(DIRECTIVE): Quote the records that follow in full and exactly; leave out the pictures.

Recorded data:
■ ■ ■

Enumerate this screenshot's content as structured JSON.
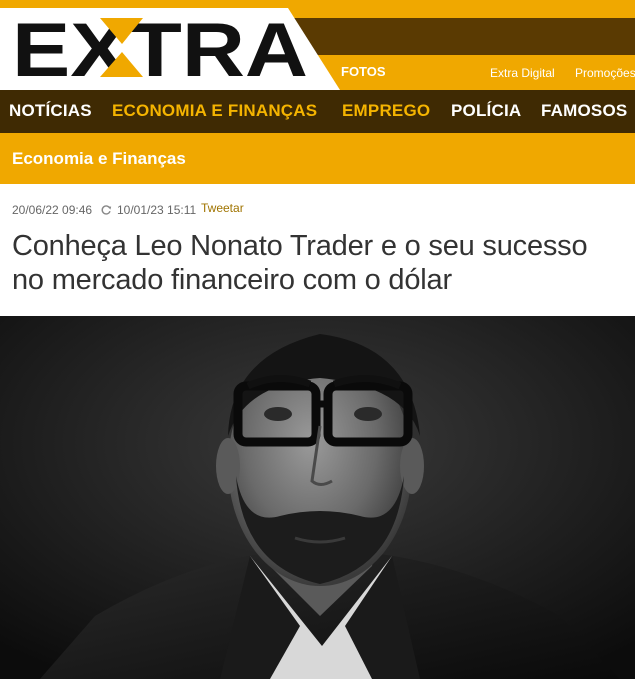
{
  "header": {
    "logo_text": "EXTRA",
    "links": {
      "fotos": "FOTOS",
      "extra_digital": "Extra Digital",
      "promocoes": "Promoções"
    }
  },
  "main_nav": {
    "items": [
      {
        "label": "NOTÍCIAS"
      },
      {
        "label": "ECONOMIA E FINANÇAS"
      },
      {
        "label": "EMPREGO"
      },
      {
        "label": "POLÍCIA"
      },
      {
        "label": "FAMOSOS"
      }
    ],
    "active_index": 1
  },
  "section": {
    "title": "Economia e Finanças"
  },
  "article": {
    "published": "20/06/22 09:46",
    "updated": "10/01/23 15:11",
    "tweet_label": "Tweetar",
    "headline": "Conheça Leo Nonato Trader e o seu sucesso no mercado financeiro com o dólar"
  },
  "icons": {
    "refresh": "refresh-icon"
  },
  "colors": {
    "brand_gold": "#f0a800",
    "nav_dark": "#3f2a03",
    "header_dark": "#5a3a02",
    "active_nav": "#f5b400",
    "headline_text": "#333333"
  }
}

■ ■ ■

(TASK RESPONSE):
Enumerate this screenshot's content as structured JSON.
{
  "header": {
    "logo_text": "EXTRA",
    "links": {
      "fotos": "FOTOS",
      "extra_digital": "Extra Digital",
      "promocoes": "Promoções"
    }
  },
  "main_nav": {
    "items": [
      {
        "label": "NOTÍCIAS"
      },
      {
        "label": "ECONOMIA E FINANÇAS"
      },
      {
        "label": "EMPREGO"
      },
      {
        "label": "POLÍCIA"
      },
      {
        "label": "FAMOSOS"
      }
    ],
    "active_index": 1
  },
  "section": {
    "title": "Economia e Finanças"
  },
  "article": {
    "published": "20/06/22 09:46",
    "updated": "10/01/23 15:11",
    "tweet_label": "Tweetar",
    "headline": "Conheça Leo Nonato Trader e o seu sucesso no mercado financeiro com o dólar"
  },
  "icons": {
    "refresh": "refresh-icon"
  },
  "colors": {
    "brand_gold": "#f0a800",
    "nav_dark": "#3f2a03",
    "header_dark": "#5a3a02",
    "active_nav": "#f5b400",
    "headline_text": "#333333"
  }
}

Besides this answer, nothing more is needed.